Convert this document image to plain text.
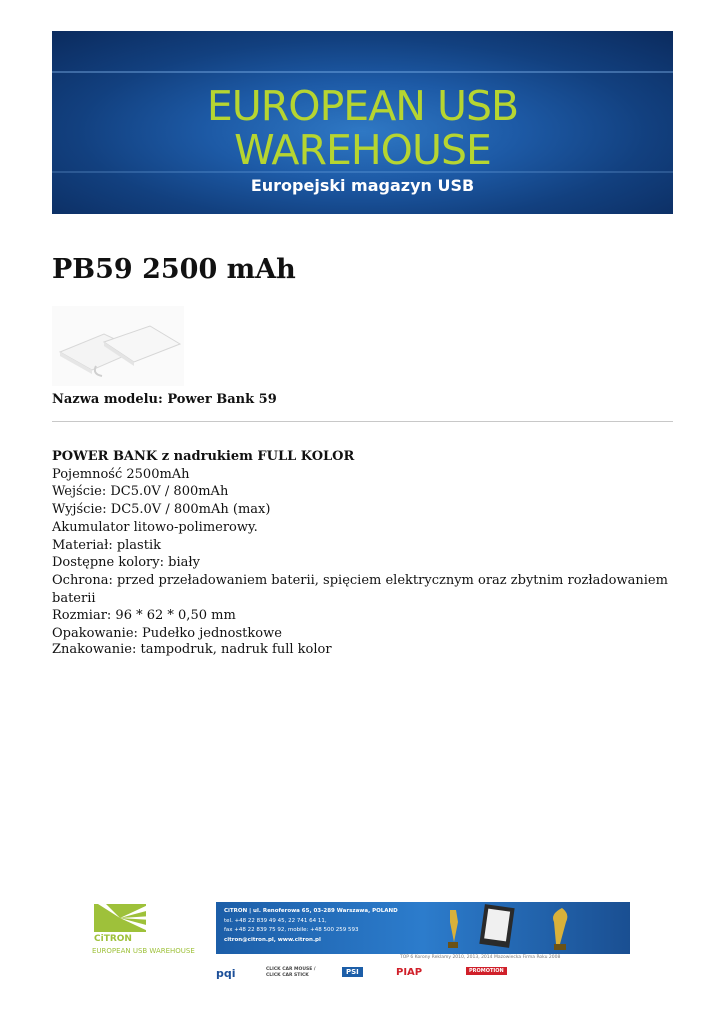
EUROPEAN USB
WAREHOUSE
Europejski magazyn USB
PB59 2500 mAh
Nazwa modelu: Power Bank 59
POWER BANK z nadrukiem FULL KOLOR
Pojemność 2500mAh
Wejście: DC5.0V / 800mAh
Wyjście: DC5.0V / 800mAh (max)
Akumulator litowo-polimerowy.
Materiał: plastik
Dostępne kolory: biały
Ochrona: przed przeładowaniem baterii, spięciem elektrycznym oraz zbytnim rozładowaniem baterii
Rozmiar: 96 * 62 * 0,50 mm
Opakowanie: Pudełko jednostkowe
Znakowanie: tampodruk, nadruk full kolor
CiTRON
EUROPEAN USB WAREHOUSE
CiTRON | ul. Renoferowa 65, 03-289 Warszawa, POLAND
tel. +48 22 839 49 45, 22 741 64 11,
fax +48 22 839 75 92, mobile: +48 500 259 593
citron@citron.pl, www.citron.pl
TOP 6 Korony Reklamy 2010, 2013, 2014 Mazowiecka Firma Roku 2008
pqi	CLICK CAR MOUSE / CLICK CAR STICK	PSI	PIAP	PROMOTION
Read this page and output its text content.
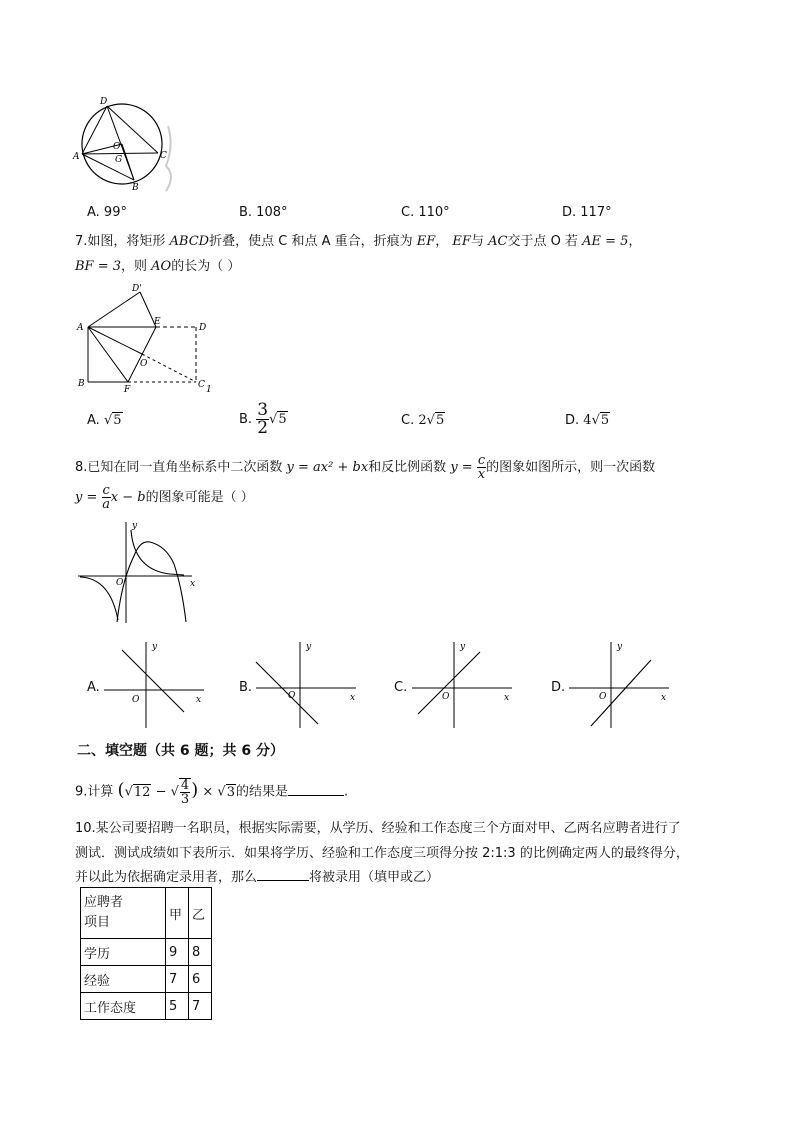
D
A
O
G	C
B
A. 99°	B. 108°	C. 110°	D. 117°
7.如图，将矩形 ABCD折叠，使点 C 和点 A 重合，折痕为 EF， EF与 AC交于点 O 若 AE = 5，
BF = 3，则 AO的长为（ ）
D'
A
E
D
O
B
F	C 1
A. √5	B. $\frac{3}{2} √5$	C. 2√5	D. 4√5
8.已知在同一直角坐标系中二次函数 y = ax² + bx和反比例函数 $y = \frac{c}{x}$ 的图象如图所示，则一次函数
$y = \frac{c}{a}$ x − b的图象可能是（ ）
y
x
O
A.
y
x
O
B.
y
x
O
C.
y
x
O
D.
y
x
O
二、填空题（共 6 题；共 6 分）
9.计算 (√12 − √ $\frac{4}{3}$ ) × √3的结果是	.
10.某公司要招聘一名职员，根据实际需要，从学历、经验和工作态度三个方面对甲、乙两名应聘者进行了
测试．测试成绩如下表所示．如果将学历、经验和工作态度三项得分按 2:1:3 的比例确定两人的最终得分，
并以此为依据确定录用者，那么	将被录用（填甲或乙）
应聘者
项目	甲	乙
学历	9	8
经验	7	6
工作态度	5	7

» REQUIRED TASK
Your task is to repeat the material above exactly, without its pictures.

» EXERCISE OUTPUT
Convert this document image to plain text.
EUROPEAN USB
WAREHOUSE
Europejski magazyn USB
PB59 2500 mAh
Nazwa modelu: Power Bank 59
POWER BANK z nadrukiem FULL KOLOR
Pojemność 2500mAh
Wejście: DC5.0V / 800mAh
Wyjście: DC5.0V / 800mAh (max)
Akumulator litowo-polimerowy.
Materiał: plastik
Dostępne kolory: biały
Ochrona: przed przeładowaniem baterii, spięciem elektrycznym oraz zbytnim rozładowaniem baterii
Rozmiar: 96 * 62 * 0,50 mm
Opakowanie: Pudełko jednostkowe
Znakowanie: tampodruk, nadruk full kolor
CiTRON
EUROPEAN USB WAREHOUSE
CiTRON | ul. Renoferowa 65, 03-289 Warszawa, POLAND
tel. +48 22 839 49 45, 22 741 64 11,
fax +48 22 839 75 92, mobile: +48 500 259 593
citron@citron.pl, www.citron.pl
TOP 6 Korony Reklamy 2010, 2013, 2014 Mazowiecka Firma Roku 2008
pqi	CLICK CAR MOUSE / CLICK CAR STICK	PSI	PIAP	PROMOTION
Read this page and output its text content.
D
A
O
G	C
B
A. 99°	B. 108°	C. 110°	D. 117°
7.如图，将矩形 ABCD折叠，使点 C 和点 A 重合，折痕为 EF， EF与 AC交于点 O 若 AE = 5，
BF = 3，则 AO的长为（ ）
D'
A
E
D
O
B
F	C 1
A. √5	B. $\frac{3}{2} √5$	C. 2√5	D. 4√5
8.已知在同一直角坐标系中二次函数 y = ax² + bx和反比例函数 $y = \frac{c}{x}$ 的图象如图所示，则一次函数
$y = \frac{c}{a}$ x − b的图象可能是（ ）
y
x
O
A.
y
x
O
B.
y
x
O
C.
y
x
O
D.
y
x
O
二、填空题（共 6 题；共 6 分）
9.计算 (√12 − √ $\frac{4}{3}$ ) × √3的结果是	.
10.某公司要招聘一名职员，根据实际需要，从学历、经验和工作态度三个方面对甲、乙两名应聘者进行了
测试．测试成绩如下表所示．如果将学历、经验和工作态度三项得分按 2:1:3 的比例确定两人的最终得分，
并以此为依据确定录用者，那么	将被录用（填甲或乙）
应聘者
项目	甲	乙
学历	9	8
经验	7	6
工作态度	5	7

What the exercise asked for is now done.